## Task objective
Give the total number of lines with the word "unei" in them, and no other words.

## Entries shown
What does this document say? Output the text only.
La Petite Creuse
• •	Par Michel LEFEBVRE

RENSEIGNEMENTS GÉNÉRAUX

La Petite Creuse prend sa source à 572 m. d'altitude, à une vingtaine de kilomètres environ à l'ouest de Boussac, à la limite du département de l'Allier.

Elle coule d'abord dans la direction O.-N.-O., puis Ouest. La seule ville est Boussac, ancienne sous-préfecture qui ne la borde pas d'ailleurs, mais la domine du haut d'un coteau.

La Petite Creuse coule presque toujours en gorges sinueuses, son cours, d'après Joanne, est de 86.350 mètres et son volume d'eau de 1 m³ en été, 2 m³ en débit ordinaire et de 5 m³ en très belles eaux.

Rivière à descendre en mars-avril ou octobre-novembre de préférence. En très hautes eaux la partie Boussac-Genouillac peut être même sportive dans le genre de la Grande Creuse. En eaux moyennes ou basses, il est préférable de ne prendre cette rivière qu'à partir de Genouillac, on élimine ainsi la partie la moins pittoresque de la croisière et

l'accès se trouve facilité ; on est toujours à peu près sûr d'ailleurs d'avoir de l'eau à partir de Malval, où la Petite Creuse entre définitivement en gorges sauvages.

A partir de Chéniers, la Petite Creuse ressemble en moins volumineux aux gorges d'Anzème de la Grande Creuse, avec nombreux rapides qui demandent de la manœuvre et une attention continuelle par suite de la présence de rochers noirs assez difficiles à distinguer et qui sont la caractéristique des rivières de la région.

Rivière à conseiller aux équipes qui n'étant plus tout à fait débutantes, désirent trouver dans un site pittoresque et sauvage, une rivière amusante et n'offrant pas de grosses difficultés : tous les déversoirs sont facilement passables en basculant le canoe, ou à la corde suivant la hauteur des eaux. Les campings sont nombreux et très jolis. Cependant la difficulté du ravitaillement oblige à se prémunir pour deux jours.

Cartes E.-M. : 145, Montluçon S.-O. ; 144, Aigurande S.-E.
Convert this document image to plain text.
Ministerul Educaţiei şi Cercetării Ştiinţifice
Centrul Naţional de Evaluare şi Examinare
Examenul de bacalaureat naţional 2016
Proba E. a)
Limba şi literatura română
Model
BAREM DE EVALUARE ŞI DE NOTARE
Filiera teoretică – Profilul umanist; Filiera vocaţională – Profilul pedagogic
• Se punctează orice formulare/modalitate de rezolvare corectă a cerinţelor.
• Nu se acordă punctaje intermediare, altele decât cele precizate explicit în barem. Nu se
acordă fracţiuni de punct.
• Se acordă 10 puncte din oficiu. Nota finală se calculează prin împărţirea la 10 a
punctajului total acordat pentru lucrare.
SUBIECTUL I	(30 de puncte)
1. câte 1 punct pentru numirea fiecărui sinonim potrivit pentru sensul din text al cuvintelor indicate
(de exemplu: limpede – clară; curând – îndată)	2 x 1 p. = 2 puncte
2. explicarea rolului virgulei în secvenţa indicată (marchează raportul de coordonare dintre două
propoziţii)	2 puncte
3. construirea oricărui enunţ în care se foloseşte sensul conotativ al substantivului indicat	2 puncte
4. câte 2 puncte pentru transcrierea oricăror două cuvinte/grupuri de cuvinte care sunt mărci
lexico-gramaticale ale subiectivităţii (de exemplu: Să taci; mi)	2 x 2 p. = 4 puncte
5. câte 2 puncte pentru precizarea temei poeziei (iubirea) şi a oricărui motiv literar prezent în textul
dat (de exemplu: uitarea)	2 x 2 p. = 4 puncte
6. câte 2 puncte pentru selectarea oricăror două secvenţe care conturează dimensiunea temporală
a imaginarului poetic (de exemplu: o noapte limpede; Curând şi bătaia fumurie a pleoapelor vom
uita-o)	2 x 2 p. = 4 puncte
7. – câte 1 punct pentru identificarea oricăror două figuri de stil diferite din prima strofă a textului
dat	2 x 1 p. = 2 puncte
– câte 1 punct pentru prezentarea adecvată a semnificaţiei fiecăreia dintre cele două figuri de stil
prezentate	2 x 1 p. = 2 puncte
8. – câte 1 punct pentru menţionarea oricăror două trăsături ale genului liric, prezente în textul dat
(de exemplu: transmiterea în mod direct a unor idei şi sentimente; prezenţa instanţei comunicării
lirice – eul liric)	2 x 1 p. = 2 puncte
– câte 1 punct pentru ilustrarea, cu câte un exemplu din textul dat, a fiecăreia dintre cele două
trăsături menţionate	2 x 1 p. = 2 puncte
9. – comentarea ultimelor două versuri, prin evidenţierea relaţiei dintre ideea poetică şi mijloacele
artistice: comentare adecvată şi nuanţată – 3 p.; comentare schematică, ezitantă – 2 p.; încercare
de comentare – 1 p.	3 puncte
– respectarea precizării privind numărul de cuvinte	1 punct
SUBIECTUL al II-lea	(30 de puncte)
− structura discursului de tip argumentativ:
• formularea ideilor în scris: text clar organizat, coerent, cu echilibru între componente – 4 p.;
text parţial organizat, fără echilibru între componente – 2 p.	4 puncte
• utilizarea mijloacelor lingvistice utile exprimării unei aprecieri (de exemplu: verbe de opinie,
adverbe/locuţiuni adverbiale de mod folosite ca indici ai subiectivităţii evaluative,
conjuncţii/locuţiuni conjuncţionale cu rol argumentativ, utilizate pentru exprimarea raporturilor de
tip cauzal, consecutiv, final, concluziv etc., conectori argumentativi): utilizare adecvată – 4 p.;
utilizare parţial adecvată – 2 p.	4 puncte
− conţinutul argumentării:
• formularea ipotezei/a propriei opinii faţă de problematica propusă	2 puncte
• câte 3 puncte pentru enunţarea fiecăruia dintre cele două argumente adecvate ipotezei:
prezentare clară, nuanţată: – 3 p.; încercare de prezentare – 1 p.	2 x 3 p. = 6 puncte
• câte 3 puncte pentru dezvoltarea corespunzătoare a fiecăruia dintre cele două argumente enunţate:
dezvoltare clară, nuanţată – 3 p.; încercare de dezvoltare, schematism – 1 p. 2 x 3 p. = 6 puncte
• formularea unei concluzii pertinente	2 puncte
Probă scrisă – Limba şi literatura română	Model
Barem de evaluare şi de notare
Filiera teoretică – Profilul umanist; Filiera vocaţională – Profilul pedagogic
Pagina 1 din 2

* * *

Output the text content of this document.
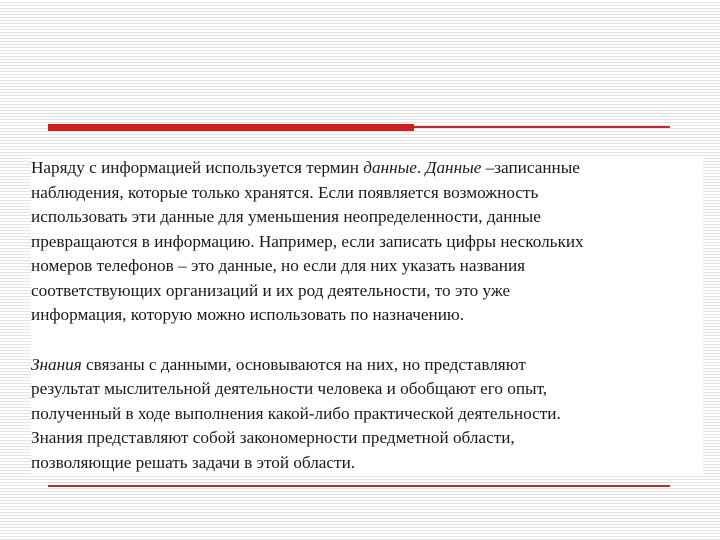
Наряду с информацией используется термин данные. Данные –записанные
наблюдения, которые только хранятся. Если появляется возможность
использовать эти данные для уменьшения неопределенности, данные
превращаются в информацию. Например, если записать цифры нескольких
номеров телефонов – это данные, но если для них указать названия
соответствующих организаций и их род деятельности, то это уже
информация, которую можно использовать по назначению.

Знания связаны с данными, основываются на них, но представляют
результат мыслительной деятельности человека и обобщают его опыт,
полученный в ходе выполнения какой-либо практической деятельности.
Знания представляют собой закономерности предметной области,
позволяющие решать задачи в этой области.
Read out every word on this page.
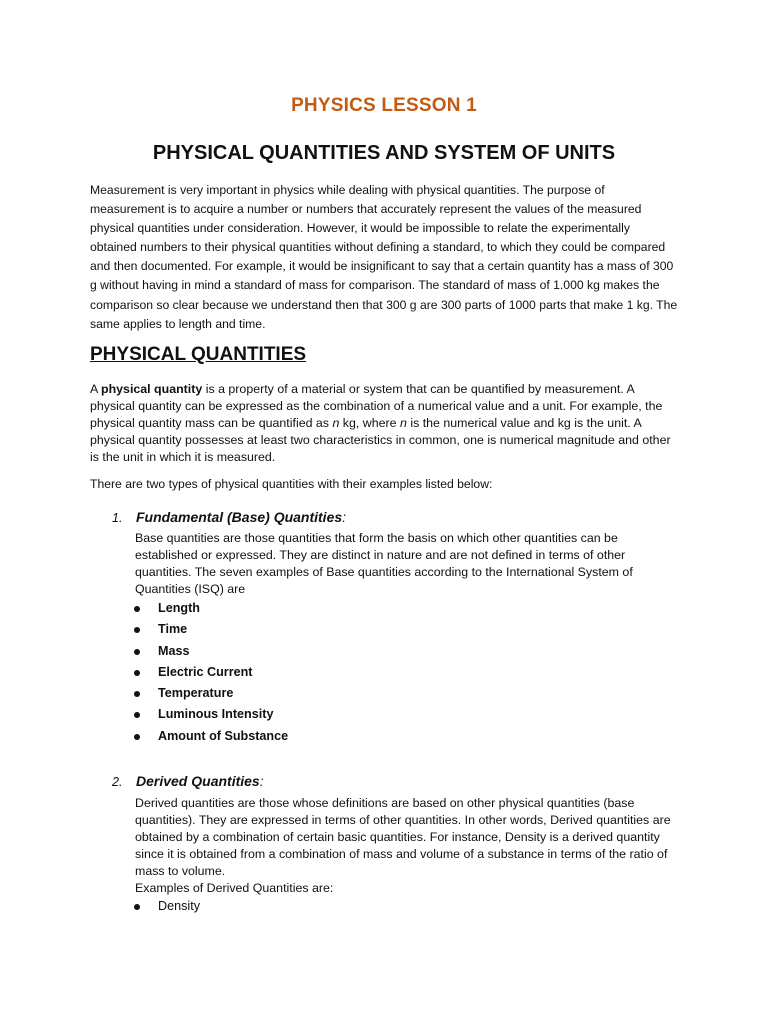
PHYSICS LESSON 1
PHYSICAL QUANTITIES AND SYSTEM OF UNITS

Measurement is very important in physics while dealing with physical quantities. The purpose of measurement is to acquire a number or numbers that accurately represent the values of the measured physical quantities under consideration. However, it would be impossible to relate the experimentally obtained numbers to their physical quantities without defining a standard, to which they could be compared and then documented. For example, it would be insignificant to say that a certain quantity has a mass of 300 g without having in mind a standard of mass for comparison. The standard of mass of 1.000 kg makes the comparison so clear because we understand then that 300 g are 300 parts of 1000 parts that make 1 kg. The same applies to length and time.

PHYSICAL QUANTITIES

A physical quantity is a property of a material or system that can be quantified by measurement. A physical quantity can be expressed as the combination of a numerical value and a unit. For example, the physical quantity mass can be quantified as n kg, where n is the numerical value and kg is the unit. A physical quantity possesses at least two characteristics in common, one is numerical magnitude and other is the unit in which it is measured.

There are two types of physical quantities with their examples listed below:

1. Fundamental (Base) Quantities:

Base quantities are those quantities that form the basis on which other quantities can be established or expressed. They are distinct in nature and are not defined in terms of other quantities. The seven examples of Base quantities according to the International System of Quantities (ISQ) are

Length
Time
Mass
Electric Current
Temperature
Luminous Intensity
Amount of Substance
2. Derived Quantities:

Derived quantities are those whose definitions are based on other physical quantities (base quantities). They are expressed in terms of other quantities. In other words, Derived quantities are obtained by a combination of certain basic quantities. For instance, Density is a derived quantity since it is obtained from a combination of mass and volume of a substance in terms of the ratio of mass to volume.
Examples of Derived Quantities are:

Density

## Correct response
2